## [Problem statement]
Quote the records from the line with "Enumerate 18 of" up to and including the line with "- bar: [396, 74, 452, 515]", with each line kept word for word.
########################################
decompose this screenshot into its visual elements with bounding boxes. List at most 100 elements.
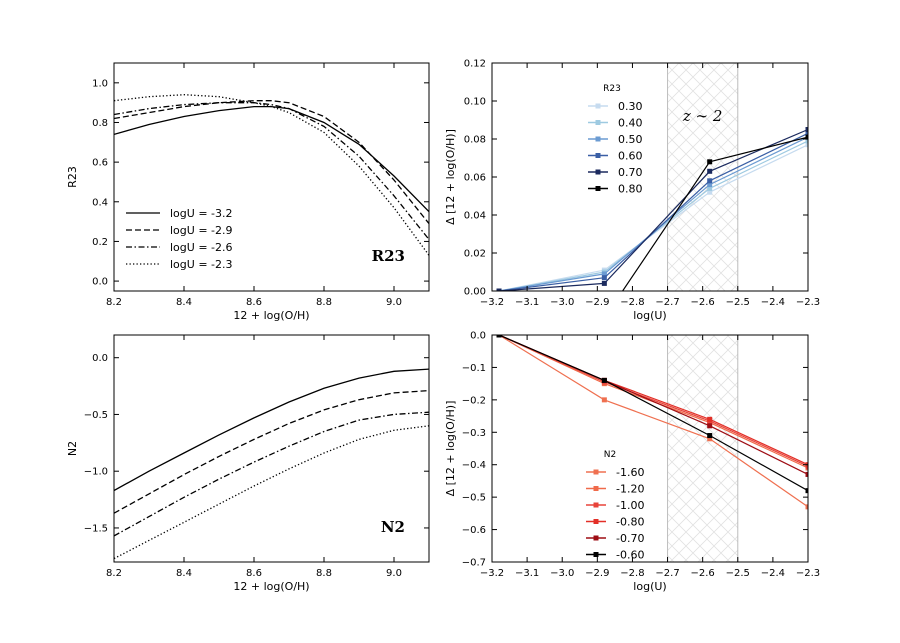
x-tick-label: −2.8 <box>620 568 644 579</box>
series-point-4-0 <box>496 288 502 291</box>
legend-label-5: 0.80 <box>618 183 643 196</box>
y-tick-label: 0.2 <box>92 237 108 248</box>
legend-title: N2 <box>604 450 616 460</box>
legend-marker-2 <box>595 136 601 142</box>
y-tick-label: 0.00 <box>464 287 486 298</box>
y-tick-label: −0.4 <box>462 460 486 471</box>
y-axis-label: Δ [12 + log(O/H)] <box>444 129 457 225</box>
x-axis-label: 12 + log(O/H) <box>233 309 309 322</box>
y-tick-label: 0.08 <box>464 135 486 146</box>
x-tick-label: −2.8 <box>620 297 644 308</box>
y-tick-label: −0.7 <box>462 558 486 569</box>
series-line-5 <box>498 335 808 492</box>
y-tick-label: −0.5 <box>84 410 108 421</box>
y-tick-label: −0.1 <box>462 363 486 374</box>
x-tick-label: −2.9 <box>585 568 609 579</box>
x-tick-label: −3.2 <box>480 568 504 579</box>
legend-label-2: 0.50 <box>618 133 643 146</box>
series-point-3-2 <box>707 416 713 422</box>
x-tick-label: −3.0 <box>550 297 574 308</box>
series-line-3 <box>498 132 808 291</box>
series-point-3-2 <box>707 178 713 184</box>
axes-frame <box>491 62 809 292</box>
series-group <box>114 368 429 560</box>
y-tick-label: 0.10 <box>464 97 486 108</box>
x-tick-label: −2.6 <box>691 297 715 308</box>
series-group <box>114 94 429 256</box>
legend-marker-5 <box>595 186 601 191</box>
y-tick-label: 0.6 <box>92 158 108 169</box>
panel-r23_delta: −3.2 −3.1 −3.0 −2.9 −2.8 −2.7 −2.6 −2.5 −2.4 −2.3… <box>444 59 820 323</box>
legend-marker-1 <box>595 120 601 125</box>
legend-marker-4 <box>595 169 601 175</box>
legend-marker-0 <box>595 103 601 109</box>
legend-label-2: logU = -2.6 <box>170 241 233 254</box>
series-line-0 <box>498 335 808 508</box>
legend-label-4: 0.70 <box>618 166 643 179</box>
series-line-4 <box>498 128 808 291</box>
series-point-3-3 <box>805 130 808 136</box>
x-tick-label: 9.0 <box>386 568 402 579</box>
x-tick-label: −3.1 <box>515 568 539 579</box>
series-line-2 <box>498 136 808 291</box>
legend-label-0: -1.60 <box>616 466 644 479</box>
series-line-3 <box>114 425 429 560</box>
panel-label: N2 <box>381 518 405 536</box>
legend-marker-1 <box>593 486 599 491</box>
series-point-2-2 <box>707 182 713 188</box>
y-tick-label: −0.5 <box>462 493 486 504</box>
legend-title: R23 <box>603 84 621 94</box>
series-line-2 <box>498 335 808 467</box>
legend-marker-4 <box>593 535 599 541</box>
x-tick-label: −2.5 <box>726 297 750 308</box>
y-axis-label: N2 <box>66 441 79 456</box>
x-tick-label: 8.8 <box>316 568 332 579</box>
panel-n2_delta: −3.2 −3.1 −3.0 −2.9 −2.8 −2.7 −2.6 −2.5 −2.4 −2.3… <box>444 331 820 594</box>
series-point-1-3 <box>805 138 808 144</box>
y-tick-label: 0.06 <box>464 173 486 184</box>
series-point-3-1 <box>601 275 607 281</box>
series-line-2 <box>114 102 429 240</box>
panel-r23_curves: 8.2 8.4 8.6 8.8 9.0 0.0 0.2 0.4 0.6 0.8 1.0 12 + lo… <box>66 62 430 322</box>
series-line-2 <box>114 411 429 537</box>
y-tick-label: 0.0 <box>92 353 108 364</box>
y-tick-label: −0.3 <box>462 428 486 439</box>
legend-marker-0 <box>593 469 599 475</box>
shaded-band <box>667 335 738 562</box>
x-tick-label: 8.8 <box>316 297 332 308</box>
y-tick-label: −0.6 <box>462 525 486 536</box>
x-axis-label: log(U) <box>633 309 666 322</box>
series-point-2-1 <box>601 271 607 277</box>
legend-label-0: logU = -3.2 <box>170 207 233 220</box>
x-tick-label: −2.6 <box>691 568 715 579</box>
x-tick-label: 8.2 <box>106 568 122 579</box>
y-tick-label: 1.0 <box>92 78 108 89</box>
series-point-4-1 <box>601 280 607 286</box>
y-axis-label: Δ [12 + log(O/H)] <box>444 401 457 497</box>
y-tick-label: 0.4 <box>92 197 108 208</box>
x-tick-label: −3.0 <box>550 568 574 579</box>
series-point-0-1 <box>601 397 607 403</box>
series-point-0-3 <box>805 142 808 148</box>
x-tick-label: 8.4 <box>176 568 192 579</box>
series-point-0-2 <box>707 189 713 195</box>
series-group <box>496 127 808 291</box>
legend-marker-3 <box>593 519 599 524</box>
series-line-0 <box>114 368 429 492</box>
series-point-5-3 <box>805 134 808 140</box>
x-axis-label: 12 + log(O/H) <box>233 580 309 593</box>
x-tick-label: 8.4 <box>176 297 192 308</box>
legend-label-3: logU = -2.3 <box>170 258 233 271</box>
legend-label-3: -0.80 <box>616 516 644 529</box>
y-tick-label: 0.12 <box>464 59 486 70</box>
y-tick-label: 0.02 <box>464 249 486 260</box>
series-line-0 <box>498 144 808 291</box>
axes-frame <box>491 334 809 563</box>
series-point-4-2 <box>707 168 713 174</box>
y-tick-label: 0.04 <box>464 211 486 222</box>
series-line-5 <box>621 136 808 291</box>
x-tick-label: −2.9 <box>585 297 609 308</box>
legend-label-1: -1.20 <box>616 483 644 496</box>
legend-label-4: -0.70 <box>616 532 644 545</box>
########################################
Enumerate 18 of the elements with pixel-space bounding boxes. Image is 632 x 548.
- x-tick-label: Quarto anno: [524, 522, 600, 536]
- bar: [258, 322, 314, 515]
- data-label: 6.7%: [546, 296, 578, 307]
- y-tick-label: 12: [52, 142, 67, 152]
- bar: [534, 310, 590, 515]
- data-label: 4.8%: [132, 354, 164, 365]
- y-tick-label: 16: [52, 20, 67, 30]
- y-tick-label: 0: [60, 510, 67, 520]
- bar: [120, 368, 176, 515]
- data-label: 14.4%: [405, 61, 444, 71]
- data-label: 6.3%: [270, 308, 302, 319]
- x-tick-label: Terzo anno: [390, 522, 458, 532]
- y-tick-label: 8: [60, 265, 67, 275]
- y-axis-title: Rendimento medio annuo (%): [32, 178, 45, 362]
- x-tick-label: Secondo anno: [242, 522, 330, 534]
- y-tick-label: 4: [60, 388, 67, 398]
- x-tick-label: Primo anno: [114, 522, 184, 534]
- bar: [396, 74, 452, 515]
########################################
## [Task output]
Enumerate 18 of the elements with pixel-space bounding boxes. Image is 632 x 548.
- x-tick-label: Quarto anno: [524, 522, 600, 536]
- bar: [258, 322, 314, 515]
- data-label: 6.7%: [546, 296, 578, 307]
- y-tick-label: 12: [52, 142, 67, 152]
- bar: [534, 310, 590, 515]
- data-label: 4.8%: [132, 354, 164, 365]
- y-tick-label: 16: [52, 20, 67, 30]
- y-tick-label: 0: [60, 510, 67, 520]
- bar: [120, 368, 176, 515]
- data-label: 14.4%: [405, 61, 444, 71]
- data-label: 6.3%: [270, 308, 302, 319]
- x-tick-label: Terzo anno: [390, 522, 458, 532]
- y-tick-label: 8: [60, 265, 67, 275]
- y-axis-title: Rendimento medio annuo (%): [32, 178, 45, 362]
- x-tick-label: Secondo anno: [242, 522, 330, 534]
- y-tick-label: 4: [60, 388, 67, 398]
- x-tick-label: Primo anno: [114, 522, 184, 534]
- bar: [396, 74, 452, 515]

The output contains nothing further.